▶ TASK
Work out how many lines have "value" in them. Give only that number.

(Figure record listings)
"""

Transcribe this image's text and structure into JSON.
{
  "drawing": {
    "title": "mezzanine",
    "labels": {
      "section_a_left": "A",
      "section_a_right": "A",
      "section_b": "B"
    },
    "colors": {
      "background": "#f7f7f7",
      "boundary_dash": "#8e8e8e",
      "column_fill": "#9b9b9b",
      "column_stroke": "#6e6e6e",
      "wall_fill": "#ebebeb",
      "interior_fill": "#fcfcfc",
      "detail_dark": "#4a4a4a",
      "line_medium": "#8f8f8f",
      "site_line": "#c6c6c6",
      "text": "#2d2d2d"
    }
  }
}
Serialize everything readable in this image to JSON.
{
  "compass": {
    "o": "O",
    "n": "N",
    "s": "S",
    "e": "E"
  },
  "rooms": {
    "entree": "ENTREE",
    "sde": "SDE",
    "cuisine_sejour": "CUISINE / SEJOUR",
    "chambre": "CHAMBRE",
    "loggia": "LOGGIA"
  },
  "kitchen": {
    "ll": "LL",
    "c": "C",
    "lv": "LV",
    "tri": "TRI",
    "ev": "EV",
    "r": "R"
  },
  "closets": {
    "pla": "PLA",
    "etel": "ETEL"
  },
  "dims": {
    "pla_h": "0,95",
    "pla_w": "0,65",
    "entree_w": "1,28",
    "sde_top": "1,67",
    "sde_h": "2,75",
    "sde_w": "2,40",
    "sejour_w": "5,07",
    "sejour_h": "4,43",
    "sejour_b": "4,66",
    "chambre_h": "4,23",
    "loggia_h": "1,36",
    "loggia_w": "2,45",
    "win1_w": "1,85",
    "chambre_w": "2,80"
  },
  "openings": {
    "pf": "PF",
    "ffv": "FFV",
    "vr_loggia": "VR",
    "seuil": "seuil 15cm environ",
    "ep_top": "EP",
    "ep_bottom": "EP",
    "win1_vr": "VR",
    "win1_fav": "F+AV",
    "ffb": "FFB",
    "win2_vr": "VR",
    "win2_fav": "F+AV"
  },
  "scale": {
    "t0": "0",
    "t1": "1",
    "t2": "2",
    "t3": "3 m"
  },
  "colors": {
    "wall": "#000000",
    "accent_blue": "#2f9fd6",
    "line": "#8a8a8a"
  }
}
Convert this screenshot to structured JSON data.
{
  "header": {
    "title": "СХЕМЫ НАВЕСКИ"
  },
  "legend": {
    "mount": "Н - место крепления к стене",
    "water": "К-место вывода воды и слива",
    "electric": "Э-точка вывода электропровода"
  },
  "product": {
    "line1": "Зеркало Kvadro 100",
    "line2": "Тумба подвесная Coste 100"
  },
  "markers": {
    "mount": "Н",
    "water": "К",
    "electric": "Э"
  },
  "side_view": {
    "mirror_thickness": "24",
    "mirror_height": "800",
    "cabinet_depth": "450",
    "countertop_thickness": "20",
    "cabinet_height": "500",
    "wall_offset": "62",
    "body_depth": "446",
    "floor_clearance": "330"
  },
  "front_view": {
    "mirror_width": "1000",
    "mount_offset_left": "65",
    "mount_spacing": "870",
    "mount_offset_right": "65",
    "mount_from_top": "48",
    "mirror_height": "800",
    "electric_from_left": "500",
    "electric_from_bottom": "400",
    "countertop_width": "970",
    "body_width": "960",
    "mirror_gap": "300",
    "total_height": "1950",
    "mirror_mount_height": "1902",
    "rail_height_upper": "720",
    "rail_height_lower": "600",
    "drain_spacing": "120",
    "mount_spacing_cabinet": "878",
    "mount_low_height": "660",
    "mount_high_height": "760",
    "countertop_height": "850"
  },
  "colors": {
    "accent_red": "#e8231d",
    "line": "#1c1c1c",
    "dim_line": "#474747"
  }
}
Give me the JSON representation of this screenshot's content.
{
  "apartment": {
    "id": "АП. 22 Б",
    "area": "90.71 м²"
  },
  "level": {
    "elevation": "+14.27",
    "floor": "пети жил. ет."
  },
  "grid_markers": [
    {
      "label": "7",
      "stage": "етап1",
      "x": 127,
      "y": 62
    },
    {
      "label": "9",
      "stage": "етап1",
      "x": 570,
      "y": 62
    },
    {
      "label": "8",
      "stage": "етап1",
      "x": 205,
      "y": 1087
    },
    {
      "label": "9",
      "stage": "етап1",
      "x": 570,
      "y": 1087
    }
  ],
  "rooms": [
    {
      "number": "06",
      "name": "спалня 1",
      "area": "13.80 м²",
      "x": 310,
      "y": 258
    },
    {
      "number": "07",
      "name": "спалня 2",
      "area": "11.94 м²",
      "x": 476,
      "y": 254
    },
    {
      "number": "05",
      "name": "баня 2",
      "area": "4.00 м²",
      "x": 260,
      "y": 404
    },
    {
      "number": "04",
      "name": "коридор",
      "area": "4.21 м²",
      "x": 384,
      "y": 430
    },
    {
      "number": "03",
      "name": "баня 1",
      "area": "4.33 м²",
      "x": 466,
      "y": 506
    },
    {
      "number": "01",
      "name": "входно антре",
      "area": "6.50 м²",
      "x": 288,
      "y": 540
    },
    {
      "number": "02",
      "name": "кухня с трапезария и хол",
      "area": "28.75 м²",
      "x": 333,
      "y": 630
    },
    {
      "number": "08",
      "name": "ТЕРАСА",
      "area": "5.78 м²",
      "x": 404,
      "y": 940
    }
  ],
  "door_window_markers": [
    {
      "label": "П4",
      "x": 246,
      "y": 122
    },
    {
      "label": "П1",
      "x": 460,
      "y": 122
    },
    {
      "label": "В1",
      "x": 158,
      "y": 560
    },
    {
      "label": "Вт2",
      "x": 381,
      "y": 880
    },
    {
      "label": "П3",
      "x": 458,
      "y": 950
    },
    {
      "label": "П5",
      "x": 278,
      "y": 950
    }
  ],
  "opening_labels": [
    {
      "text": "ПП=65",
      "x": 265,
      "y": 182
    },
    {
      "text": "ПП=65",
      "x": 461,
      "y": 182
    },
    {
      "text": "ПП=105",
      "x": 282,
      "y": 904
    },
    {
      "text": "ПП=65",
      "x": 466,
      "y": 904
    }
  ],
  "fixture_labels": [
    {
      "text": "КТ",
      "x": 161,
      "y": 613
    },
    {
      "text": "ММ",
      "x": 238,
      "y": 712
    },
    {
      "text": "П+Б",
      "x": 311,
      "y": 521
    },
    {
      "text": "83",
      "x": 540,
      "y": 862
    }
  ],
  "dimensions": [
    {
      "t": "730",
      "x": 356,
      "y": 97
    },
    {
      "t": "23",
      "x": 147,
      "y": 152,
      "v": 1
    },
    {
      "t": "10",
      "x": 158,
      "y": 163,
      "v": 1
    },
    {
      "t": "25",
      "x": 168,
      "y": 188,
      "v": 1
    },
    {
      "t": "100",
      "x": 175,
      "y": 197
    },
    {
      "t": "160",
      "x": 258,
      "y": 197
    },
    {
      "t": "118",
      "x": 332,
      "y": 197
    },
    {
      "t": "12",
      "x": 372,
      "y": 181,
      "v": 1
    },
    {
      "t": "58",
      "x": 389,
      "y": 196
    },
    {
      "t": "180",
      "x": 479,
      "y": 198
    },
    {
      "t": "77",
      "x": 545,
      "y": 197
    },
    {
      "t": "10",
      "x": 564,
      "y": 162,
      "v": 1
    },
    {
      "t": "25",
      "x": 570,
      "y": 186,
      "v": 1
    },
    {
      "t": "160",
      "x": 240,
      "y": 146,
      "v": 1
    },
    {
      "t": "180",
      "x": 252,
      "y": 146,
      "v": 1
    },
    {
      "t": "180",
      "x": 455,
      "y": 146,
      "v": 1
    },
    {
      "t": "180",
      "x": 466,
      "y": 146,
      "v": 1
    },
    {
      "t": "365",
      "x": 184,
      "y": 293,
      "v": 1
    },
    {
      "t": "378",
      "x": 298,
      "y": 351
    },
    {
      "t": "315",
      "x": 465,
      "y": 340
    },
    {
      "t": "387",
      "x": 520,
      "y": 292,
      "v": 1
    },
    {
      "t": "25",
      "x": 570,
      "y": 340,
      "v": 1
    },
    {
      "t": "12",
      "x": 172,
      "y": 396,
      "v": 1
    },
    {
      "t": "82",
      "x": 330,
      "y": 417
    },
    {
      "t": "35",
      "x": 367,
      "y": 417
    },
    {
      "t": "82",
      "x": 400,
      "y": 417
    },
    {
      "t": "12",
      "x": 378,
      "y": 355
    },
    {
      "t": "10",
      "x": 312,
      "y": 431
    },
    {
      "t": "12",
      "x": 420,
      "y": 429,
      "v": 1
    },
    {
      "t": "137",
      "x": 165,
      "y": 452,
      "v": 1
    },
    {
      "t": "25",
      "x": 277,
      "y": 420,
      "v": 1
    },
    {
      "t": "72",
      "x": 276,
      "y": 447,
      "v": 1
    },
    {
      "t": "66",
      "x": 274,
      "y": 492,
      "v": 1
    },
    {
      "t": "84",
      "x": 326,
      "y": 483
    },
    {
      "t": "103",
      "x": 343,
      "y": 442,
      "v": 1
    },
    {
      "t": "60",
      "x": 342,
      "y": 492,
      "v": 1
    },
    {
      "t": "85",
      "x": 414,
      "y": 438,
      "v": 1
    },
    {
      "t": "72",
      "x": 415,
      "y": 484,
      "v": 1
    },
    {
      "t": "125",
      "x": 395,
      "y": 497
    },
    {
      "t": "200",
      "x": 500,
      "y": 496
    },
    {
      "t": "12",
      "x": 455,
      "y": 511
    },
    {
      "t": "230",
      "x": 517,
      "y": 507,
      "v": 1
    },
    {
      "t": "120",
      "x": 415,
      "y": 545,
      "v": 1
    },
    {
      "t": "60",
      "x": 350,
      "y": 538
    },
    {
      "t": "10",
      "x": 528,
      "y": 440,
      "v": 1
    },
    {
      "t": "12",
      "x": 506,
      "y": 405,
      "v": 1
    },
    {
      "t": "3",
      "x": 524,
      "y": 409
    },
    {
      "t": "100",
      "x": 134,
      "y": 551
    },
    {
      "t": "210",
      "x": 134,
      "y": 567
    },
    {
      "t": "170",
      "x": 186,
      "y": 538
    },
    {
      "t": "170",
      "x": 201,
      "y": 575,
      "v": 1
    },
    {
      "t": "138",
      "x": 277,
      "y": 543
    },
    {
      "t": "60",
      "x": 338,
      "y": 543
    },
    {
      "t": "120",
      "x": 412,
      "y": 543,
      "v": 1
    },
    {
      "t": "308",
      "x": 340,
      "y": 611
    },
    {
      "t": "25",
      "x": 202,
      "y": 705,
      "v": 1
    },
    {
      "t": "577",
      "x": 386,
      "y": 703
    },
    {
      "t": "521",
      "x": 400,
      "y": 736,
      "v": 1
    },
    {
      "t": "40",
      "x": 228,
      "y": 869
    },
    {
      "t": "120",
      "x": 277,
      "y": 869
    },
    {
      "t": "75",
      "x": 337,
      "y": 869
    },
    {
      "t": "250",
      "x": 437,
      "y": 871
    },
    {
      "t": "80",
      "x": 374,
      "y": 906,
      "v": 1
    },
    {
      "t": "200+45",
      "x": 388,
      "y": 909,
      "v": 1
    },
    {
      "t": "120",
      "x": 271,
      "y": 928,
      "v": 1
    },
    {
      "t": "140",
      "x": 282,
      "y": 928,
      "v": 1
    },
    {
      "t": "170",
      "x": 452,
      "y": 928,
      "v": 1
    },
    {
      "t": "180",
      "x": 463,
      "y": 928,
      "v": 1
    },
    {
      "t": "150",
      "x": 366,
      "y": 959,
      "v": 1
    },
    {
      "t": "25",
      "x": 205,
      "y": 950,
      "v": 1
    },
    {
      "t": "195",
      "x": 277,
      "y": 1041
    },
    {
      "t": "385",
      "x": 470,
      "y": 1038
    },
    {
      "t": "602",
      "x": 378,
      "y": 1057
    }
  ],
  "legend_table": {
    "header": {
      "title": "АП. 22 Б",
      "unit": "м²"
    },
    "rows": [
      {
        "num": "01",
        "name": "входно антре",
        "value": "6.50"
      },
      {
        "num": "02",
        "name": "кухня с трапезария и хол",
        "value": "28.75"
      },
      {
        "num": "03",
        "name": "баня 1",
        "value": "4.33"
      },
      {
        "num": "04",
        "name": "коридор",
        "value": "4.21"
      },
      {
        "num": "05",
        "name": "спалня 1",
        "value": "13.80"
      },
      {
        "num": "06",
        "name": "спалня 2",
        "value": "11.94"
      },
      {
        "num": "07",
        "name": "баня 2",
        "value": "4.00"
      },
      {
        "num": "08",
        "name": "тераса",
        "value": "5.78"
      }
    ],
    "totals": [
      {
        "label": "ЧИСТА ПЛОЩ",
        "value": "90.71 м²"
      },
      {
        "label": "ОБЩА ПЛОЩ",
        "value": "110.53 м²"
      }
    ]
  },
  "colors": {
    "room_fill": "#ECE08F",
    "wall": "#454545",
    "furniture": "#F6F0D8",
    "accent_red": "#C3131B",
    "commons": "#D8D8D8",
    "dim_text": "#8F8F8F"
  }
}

"""

▶ PROBLEM SOLUTION
10